(Data items)
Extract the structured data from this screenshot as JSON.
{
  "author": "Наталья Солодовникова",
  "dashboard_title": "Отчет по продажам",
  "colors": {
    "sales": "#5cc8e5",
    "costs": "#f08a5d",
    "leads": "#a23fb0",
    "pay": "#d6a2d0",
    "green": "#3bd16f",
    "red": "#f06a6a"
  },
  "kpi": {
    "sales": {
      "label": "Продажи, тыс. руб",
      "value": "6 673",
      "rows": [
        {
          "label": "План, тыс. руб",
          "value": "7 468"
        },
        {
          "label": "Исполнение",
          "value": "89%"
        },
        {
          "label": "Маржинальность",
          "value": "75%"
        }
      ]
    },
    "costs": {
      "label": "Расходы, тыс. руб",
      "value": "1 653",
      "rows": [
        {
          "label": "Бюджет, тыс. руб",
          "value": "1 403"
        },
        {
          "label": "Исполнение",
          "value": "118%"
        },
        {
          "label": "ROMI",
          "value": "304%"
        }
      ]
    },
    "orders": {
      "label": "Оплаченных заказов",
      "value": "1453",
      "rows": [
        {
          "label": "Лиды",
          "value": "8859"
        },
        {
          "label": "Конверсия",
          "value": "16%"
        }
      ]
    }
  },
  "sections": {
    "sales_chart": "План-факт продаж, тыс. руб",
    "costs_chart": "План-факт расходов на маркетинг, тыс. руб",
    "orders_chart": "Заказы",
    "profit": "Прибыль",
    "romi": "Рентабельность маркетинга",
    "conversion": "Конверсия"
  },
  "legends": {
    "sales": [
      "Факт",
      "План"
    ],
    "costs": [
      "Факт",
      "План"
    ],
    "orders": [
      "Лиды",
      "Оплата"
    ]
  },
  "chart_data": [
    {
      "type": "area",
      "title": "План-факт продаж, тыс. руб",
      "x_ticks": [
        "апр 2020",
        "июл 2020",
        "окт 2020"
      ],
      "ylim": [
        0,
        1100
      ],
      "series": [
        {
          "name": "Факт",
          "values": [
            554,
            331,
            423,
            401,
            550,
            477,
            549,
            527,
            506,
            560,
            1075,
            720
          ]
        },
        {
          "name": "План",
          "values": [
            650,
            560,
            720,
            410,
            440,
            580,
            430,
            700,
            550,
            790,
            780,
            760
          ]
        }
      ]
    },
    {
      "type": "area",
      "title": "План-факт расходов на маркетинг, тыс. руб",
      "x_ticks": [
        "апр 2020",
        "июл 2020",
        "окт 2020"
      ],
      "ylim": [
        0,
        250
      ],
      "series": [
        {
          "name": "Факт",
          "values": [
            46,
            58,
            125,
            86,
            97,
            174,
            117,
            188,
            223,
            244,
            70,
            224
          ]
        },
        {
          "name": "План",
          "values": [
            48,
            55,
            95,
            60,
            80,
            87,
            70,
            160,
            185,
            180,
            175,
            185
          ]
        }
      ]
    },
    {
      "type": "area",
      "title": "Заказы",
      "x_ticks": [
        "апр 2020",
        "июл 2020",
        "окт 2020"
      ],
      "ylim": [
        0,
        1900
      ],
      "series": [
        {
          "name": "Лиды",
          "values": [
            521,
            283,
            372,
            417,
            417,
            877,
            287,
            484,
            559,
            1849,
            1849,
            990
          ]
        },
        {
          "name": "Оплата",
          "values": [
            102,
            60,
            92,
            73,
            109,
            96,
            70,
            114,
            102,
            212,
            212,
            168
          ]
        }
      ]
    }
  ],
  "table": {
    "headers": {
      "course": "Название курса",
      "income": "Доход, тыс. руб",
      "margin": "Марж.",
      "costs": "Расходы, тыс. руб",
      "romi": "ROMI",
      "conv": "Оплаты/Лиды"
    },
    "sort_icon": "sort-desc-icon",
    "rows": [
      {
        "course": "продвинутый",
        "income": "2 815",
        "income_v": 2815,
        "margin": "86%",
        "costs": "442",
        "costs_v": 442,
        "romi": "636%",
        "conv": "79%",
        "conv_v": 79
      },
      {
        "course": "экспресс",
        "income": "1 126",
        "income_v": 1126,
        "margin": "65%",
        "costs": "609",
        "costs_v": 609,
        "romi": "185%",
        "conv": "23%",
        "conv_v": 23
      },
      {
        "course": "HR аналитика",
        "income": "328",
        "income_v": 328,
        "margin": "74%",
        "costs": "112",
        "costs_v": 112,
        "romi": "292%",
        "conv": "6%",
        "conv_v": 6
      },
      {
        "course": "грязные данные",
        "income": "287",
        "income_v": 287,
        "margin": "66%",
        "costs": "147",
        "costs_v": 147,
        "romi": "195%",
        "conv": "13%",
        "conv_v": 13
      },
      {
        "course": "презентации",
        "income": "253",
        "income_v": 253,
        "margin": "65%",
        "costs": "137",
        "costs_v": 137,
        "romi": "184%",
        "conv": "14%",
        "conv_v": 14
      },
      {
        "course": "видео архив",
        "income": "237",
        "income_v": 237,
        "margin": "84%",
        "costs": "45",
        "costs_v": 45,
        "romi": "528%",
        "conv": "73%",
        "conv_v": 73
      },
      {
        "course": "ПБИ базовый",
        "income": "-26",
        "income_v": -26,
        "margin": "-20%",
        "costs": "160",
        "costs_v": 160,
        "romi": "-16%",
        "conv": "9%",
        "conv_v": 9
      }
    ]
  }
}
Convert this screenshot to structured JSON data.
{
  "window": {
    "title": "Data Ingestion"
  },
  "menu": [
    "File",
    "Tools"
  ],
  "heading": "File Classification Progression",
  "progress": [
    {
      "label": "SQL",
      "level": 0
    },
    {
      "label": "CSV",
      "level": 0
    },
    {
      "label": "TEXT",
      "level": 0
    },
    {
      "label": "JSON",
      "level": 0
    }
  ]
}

_YOUR OBJECTIVE_:
Copy, character for character, the lines from the line that holds "Convert this screenshot" through the final line of the records above.

_REPLY_:
Convert this screenshot to structured JSON data.
{
  "window": {
    "title": "Data Ingestion"
  },
  "menu": [
    "File",
    "Tools"
  ],
  "heading": "File Classification Progression",
  "progress": [
    {
      "label": "SQL",
      "level": 0
    },
    {
      "label": "CSV",
      "level": 0
    },
    {
      "label": "TEXT",
      "level": 0
    },
    {
      "label": "JSON",
      "level": 0
    }
  ]
}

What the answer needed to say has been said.